_Exercise brief_. Which lines below hold the word "THEN"? Report each one.

_Records to use_.
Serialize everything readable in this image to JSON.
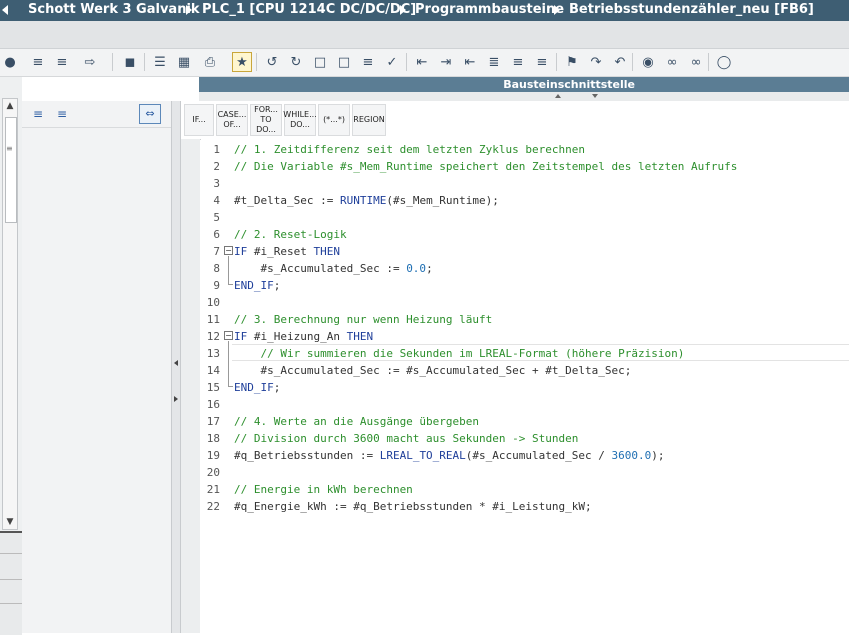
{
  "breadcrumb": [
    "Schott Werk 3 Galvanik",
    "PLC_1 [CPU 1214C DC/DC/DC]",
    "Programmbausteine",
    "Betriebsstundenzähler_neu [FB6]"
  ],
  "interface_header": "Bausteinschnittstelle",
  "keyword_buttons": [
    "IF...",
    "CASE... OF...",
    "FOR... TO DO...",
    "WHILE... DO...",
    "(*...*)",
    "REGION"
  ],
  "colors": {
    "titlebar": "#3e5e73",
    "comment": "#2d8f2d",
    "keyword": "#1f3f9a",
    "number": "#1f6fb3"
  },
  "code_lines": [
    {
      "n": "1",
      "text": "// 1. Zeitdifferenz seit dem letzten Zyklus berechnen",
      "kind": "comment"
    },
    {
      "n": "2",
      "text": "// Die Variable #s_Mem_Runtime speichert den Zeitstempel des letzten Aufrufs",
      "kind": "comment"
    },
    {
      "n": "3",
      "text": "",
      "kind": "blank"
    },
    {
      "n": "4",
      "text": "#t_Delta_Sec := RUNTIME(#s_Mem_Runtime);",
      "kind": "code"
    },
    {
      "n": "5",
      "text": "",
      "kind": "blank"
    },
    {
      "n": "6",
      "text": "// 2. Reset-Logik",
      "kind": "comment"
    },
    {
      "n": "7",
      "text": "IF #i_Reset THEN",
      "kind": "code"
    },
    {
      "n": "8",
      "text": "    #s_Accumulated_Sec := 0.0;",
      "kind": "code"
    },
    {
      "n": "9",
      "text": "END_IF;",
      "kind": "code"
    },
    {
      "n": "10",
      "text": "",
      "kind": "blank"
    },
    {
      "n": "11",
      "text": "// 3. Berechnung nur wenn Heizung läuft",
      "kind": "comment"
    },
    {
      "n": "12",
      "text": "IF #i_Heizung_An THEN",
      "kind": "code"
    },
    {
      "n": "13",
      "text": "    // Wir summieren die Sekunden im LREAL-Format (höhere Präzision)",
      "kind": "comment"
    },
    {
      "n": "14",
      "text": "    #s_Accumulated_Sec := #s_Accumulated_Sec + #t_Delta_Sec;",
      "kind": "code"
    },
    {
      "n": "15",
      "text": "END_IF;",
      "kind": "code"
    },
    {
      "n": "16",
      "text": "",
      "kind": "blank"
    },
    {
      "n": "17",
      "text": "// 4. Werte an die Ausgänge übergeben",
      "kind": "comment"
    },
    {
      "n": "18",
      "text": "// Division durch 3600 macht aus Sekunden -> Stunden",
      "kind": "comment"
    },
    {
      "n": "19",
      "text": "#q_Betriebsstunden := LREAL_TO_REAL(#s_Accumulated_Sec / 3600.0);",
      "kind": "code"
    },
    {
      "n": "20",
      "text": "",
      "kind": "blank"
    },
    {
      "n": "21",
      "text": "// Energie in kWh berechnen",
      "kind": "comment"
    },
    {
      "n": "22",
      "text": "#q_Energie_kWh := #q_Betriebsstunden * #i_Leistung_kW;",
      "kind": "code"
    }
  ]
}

_Solution_.
      "text": "IF #i_Reset THEN",
      "text": "IF #i_Heizung_An THEN",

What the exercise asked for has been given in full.